▸ **DIRECTIONS FOR THIS TASK**
Return only this: the line with "Transcribe the text in this document." and all the lines that follow it below, through the final one, exactly as they are.

⟨

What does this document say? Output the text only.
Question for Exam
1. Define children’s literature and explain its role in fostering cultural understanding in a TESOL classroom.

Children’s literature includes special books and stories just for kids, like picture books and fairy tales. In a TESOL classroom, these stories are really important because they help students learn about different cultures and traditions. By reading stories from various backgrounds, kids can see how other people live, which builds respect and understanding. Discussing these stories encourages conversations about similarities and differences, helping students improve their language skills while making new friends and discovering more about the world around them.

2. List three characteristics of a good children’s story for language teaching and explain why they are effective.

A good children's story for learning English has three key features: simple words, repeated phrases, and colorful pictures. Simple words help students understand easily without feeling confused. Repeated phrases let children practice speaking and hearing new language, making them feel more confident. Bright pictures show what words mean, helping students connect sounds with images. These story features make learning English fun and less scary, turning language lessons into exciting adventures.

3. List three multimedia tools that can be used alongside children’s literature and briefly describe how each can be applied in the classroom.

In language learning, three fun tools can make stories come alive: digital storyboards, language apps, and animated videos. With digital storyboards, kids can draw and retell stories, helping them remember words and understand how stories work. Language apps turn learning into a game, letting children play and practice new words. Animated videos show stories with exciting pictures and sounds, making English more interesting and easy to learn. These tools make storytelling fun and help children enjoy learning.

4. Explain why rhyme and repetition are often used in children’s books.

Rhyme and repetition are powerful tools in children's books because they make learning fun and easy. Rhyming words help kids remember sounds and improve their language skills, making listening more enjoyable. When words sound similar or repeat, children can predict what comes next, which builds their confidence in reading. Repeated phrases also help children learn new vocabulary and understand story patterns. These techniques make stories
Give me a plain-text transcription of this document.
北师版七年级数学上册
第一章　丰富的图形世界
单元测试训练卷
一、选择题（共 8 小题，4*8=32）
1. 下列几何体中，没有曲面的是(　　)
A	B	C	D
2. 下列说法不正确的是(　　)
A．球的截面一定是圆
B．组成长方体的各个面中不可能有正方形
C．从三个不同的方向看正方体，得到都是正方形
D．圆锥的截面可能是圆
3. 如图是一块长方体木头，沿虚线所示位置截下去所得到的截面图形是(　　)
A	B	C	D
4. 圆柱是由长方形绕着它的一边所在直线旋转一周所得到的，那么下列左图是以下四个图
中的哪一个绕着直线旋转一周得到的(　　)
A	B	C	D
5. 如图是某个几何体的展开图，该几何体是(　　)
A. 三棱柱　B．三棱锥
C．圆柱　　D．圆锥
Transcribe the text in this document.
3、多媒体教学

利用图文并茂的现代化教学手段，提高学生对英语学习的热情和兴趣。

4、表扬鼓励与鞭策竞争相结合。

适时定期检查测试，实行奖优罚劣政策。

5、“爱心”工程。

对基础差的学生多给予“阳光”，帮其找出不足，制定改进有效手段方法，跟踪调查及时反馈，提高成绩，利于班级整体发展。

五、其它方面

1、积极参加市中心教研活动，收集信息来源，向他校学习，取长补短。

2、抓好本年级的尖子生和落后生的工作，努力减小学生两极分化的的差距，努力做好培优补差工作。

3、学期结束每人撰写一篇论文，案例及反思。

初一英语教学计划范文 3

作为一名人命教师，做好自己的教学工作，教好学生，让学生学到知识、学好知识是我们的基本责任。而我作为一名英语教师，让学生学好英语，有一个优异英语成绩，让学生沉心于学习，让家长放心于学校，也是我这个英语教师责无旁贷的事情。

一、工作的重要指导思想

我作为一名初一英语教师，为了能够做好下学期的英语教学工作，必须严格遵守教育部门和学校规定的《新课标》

⟩

▸ **TASK RESULT**
Transcribe the text in this document.
3、多媒体教学

利用图文并茂的现代化教学手段，提高学生对英语学习的热情和兴趣。

4、表扬鼓励与鞭策竞争相结合。

适时定期检查测试，实行奖优罚劣政策。

5、“爱心”工程。

对基础差的学生多给予“阳光”，帮其找出不足，制定改进有效手段方法，跟踪调查及时反馈，提高成绩，利于班级整体发展。

五、其它方面

1、积极参加市中心教研活动，收集信息来源，向他校学习，取长补短。

2、抓好本年级的尖子生和落后生的工作，努力减小学生两极分化的的差距，努力做好培优补差工作。

3、学期结束每人撰写一篇论文，案例及反思。

初一英语教学计划范文 3

作为一名人命教师，做好自己的教学工作，教好学生，让学生学到知识、学好知识是我们的基本责任。而我作为一名英语教师，让学生学好英语，有一个优异英语成绩，让学生沉心于学习，让家长放心于学校，也是我这个英语教师责无旁贷的事情。

一、工作的重要指导思想

我作为一名初一英语教师，为了能够做好下学期的英语教学工作，必须严格遵守教育部门和学校规定的《新课标》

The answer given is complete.